Records from a collection:
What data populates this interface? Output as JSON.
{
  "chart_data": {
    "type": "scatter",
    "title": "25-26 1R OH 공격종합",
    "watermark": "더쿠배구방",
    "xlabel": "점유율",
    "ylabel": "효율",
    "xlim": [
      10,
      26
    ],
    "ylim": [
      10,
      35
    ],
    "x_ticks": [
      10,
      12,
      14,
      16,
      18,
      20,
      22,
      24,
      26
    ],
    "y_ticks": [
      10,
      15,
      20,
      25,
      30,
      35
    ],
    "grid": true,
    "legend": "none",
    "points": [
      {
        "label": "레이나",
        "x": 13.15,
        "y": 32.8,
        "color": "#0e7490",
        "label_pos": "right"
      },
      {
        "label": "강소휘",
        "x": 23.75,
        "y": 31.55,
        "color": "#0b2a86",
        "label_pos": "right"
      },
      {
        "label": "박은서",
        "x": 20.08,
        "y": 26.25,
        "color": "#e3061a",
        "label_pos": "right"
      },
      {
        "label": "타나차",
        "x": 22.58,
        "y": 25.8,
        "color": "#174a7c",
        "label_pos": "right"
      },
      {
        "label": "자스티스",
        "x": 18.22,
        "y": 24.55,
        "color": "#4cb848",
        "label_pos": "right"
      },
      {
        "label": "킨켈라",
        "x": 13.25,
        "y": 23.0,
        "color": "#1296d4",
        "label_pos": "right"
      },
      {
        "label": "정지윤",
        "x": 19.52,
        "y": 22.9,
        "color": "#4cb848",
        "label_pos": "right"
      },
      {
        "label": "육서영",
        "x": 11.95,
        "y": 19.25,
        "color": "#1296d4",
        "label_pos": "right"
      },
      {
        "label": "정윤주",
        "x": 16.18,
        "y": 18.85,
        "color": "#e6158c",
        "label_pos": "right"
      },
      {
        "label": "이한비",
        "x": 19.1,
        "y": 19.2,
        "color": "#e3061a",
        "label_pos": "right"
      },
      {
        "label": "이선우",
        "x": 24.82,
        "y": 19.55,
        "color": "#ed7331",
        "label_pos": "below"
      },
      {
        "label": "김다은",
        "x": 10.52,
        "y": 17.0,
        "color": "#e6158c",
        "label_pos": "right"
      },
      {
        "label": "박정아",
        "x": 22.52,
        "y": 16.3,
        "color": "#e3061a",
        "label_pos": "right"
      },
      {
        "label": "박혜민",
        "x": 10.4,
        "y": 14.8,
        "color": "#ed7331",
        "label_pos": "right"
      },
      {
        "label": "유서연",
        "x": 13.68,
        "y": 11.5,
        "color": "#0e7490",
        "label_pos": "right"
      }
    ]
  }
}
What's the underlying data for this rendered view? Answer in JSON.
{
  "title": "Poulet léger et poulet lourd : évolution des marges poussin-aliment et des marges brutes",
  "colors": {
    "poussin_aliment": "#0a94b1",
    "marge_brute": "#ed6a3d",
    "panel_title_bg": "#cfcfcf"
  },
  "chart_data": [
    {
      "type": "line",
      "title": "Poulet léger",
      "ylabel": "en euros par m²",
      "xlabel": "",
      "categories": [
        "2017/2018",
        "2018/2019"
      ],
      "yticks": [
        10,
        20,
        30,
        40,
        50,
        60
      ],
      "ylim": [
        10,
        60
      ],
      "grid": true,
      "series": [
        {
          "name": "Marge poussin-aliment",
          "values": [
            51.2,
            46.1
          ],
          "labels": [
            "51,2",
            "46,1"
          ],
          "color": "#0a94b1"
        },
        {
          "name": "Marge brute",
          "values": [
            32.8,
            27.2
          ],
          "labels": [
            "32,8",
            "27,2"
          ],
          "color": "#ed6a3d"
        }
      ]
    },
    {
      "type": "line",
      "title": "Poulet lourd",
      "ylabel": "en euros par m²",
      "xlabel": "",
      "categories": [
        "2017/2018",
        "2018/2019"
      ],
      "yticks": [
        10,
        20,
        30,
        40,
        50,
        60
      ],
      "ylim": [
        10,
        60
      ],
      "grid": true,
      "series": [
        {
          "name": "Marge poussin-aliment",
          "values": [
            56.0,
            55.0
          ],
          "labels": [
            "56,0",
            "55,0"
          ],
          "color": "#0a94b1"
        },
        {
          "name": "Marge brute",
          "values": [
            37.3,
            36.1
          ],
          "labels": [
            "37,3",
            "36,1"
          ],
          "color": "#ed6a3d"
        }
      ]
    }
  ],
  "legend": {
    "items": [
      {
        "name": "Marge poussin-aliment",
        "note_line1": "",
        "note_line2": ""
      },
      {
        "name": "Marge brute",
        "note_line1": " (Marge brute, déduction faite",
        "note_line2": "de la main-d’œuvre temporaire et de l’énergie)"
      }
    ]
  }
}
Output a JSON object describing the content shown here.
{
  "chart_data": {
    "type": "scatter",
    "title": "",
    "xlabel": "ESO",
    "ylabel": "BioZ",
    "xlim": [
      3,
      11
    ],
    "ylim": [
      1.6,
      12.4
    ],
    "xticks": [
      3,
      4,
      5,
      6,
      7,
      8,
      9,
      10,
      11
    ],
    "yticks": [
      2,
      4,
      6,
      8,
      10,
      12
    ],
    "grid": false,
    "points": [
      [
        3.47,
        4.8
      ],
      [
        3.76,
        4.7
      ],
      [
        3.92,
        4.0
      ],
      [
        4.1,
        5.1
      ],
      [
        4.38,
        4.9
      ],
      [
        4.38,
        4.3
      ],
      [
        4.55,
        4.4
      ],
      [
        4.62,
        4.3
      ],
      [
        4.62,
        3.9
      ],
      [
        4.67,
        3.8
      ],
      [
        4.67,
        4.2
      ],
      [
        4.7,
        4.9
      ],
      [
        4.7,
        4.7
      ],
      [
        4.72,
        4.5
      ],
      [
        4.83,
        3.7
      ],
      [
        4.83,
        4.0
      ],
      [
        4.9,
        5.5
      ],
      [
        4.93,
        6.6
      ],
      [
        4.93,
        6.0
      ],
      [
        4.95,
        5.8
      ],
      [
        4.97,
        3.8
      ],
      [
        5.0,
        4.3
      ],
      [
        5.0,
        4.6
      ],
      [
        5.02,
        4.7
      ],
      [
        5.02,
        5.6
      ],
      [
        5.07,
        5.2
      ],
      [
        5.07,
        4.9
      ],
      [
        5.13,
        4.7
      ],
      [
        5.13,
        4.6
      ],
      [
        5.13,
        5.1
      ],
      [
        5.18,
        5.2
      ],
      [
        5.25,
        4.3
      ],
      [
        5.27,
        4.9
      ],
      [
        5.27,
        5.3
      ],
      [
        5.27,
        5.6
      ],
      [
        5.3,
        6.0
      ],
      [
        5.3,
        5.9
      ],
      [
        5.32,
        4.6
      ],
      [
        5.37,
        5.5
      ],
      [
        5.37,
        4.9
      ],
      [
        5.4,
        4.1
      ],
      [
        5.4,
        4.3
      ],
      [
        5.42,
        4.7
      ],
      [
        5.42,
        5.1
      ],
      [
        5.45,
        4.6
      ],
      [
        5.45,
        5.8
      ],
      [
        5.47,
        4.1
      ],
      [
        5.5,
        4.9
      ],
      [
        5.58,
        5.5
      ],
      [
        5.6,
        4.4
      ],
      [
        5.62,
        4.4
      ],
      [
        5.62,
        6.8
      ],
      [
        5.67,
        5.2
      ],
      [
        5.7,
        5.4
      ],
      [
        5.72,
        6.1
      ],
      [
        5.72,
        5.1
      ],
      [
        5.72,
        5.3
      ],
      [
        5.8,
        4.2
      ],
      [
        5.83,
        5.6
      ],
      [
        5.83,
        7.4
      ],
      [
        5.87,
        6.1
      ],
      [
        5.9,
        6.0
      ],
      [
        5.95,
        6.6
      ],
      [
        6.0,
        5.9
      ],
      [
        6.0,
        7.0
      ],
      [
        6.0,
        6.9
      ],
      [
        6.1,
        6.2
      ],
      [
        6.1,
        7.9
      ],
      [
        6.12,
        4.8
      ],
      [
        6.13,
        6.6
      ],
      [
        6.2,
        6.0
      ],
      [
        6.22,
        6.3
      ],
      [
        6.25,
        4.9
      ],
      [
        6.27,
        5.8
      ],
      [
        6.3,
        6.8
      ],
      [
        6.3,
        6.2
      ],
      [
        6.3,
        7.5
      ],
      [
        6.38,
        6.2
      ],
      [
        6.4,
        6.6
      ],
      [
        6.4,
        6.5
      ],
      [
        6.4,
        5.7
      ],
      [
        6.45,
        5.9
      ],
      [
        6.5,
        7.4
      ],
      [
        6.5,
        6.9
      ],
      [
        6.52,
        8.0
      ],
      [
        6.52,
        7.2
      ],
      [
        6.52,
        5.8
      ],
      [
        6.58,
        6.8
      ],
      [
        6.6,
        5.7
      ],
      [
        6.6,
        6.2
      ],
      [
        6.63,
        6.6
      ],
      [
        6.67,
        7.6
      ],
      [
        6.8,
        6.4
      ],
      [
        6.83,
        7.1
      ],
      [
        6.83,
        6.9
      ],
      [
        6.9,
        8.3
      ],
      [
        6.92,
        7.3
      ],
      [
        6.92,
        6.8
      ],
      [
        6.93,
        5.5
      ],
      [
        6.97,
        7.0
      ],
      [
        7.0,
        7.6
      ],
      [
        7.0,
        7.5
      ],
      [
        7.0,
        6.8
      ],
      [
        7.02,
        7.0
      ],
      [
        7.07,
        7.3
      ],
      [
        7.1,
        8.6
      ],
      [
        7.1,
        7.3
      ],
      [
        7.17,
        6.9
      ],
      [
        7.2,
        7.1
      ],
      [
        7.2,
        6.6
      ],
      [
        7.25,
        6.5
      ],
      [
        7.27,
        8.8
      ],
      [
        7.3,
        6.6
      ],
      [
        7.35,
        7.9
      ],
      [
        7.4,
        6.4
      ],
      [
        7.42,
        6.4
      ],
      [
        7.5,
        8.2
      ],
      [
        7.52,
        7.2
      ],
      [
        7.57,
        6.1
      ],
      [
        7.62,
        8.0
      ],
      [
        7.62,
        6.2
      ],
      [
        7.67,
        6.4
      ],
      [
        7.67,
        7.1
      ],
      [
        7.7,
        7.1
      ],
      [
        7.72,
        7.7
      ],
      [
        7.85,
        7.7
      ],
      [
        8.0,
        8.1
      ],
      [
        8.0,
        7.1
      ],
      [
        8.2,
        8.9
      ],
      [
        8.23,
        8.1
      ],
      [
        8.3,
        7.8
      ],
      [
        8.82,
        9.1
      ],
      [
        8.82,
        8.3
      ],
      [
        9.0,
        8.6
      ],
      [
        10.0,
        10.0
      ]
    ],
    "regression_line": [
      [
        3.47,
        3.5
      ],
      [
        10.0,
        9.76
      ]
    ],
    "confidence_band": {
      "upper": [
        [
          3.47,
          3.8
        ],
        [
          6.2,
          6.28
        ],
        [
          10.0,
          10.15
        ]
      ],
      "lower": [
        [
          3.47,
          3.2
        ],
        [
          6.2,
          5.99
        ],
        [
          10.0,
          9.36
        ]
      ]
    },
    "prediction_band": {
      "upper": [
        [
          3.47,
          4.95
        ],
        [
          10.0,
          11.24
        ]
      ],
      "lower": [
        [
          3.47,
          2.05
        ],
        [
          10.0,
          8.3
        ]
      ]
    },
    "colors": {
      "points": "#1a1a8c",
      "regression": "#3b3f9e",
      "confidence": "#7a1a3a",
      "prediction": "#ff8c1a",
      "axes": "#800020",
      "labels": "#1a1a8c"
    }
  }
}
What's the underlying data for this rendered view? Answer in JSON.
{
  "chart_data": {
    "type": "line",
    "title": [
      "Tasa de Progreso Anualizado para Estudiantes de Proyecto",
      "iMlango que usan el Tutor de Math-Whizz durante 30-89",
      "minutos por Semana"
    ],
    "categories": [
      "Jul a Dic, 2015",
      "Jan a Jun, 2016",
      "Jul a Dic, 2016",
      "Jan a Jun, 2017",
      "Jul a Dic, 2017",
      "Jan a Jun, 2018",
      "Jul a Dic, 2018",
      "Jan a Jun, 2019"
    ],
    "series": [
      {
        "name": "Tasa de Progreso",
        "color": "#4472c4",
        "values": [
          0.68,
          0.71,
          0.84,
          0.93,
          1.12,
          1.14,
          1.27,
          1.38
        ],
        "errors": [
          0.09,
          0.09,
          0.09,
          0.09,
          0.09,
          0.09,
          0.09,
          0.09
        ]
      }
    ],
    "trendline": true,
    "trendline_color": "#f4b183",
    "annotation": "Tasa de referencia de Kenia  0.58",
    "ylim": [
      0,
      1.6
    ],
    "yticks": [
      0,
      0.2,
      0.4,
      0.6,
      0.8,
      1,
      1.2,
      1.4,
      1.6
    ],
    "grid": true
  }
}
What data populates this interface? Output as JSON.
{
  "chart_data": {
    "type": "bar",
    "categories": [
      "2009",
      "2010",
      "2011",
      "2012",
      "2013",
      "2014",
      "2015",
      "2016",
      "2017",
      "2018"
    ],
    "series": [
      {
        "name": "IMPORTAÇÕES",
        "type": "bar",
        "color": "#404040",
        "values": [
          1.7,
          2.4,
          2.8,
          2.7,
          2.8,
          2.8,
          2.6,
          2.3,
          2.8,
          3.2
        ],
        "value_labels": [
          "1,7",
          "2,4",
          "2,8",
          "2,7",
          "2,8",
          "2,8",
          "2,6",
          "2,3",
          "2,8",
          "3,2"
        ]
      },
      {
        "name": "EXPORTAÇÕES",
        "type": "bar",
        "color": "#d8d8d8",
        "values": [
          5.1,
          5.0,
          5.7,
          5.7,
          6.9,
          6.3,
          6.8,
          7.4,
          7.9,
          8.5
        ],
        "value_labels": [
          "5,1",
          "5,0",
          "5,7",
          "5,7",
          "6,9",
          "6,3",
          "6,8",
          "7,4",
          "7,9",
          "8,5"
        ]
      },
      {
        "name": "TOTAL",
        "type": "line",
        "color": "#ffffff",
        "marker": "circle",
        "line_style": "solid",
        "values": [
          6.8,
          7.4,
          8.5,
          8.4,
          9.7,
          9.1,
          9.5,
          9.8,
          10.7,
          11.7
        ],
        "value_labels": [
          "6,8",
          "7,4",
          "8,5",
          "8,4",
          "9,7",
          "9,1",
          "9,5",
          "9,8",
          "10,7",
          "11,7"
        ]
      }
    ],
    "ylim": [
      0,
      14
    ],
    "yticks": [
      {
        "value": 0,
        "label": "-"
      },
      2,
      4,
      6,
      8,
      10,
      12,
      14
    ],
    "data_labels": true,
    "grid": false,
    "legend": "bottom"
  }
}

> [Directive] Locate all lines that include the word "lourd" and copy them out.

> [Expected answer]
  "title": "Poulet léger et poulet lourd : évolution des marges poussin-aliment et des marges brutes",
      "title": "Poulet lourd",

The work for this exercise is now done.